(DOCUMENT)
In this Tip of the Month, we will show how to determine the optimum interstage pressure for a two-stage compression process. We will also study other operating condition such as feed temperature, heavy end in the feed, and water moisture. For this purpose, we used a commercial simulation package and the SRK EoS for the prediction of phase behavior and thermodynamic properties.

The gas mixture with the composition shown in Table1 at 37 °C (98.6 °F) and 31 bar(g) (450 psig) on a dry basis is compressed in two stages for injection into an oil field as a means of enhancing production. The process flow diagram is shown in Figure 1. The injection pressure is 131 bar (g) (1900 psig) and temperature is 65 °C (149 °F). The gas rate for stream 2 is 6.792×106 std m3/d (240 MMSCFD). The suggested isentropic efficiency is 72 percent and a mechanical efficiency for each stage of compressor is 80 percent. The inlet temperature of each compressor stage should not exceed 56 °C (132.8 °F). The feed gas is saturated with water and 5 psi (34 kPa) pressure drop is allowed between each compressor discharge and exit of the flash separator.

Phase Envelope – The first step is to determine the state of the inlet to the 1st stage suction scrubber. The phase envelope for the feed gas after being saturated with water (stream 2) is shown in Figure 2. This figure also presents the phase envelope for stream 6 which is the vapor stream at the suction to the first stage of compression. The red circle displays the condition at the first stage suction.

Optimization Scenarios-Figure 3 presents the variation of compression ratios as a function of 1st stage discharge pressure. From this figure, it can be seen that equal compression ratios of 2.04 is obtained at a pressure of 65.2 bar. The ideal optimum interstage pressure for equal compression ratio is also found to be  bar. Figure 4 presents the variation of each heat exchanger cooling load and each stage compression power requirement as a function of 1st stage discharge pressure. These variations are almost linear.


Table 2 presents the simulation results for two cases of optimizations. In case A , the total power requirements was minimized by finding the 1st stage discharge pressure with the constraint of equal stage compression ratio. This results in approximately equal compression power requirements for the two stages. It should be noted that the slight difference in compression ratio and stage compression power is due to the 34 kPa (5 psi) pressure-drop between discharge of 1st stage and suction of 2nd stage. However, in Case B, the total energy requirement was minimized by finding the 1st stage discharge pressure without the constraint of equal stage compression ratios. The results summarized in Table 2 indicate that there is a big difference between the case A and case B 1st stage discharge pressures. It can also be seen that the case A total power requirement (W1+W2) is clearly larger than case A (about 40 % higher).

 

 

The variation of total compression power and total cooling load requirement as a function of 1st stage discharge pressure are shown on the left hand side y-axis of Figure 5. This figure indicates clearly that the minimum power requirement occurs when the 1st stage discharge pressure is 77.8 bars. Figure 5 also provides an indication that the total power requirement changes very little for 1st Stage discharge pressures between about 76 bars and 80 bars.

 

Effect of Water Vapor in the Feed-The detail of simulation results based on unequal compression ratio for the two options of wet feed (saturated with water vapor) and dry feed is shown in Table 3. As can be seen from this table, water vapor has little effect on the performance of the process. The 0.23 % increased compression power requirement for the wet feed is due to 0.28 % increase in feed flow rate for the presence of water. It should be noted that the dry feed flow rate is 11953 kmol/hr and the wet feed flow rate is 11987 kmol/hr (34 kmol water/hr + 11953 kmol of dry gas/hr).

(DATASET SECTION)
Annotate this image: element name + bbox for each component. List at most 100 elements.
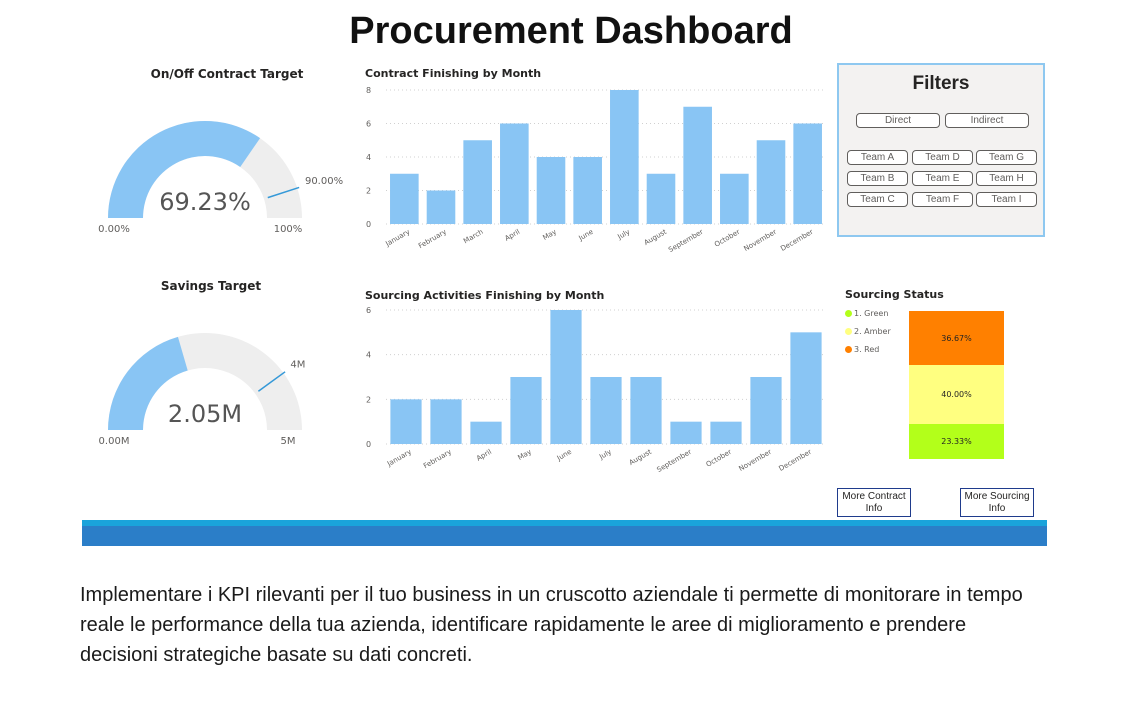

(REQUIRED WORK)
- 1) In the compressor optimization article, at what 1st stage discharge pressure does the minimum total power requirement occur?
- 2) Write the next part of the compressor optimization article, starting after its last sentence.

(RESPONSE LIST)
- 1) 77.8 bars.

- 2)
Effect of Heavy Ends in the Feed-In order to study the effect of heavy ends on the performance of the process, normal octane (nC8H18) was replaced with normal decane (nC10H22) and the simulation was repeated. The detail of simulation results based on unequal compression ratio for these two options of heavy ends is shown in Table 4. As can be seen from this table, the total compression power requirements decreases slightly for the case using nC10H22 due to the fact that more of the heavy component is removed in the first separator. The compressor power for the stages and heat exchanger duties are not affected by the presence of heavier components in the feed stream. In other words, the feed flow rate to the compressor decreases when nC8H18 is replaced by nC10H22.

Effect of Feed Temperature – In order to study the effect of feed temperature on the performance of the process, the feed temperature was increased from 37 °C to 56 °C and the simulation results are shown in Table 5.

Table 5. The effect of feed temperature on the performance of the process

The feed at 56 °C represents the actual condition during the summer season. As can be seen from this table, the warmer feed requires an increase of 5.34 % in total compression power consumption. So the feed temperature is an important parameter and its variation, especially due to seasonal change, should be taken into considerations.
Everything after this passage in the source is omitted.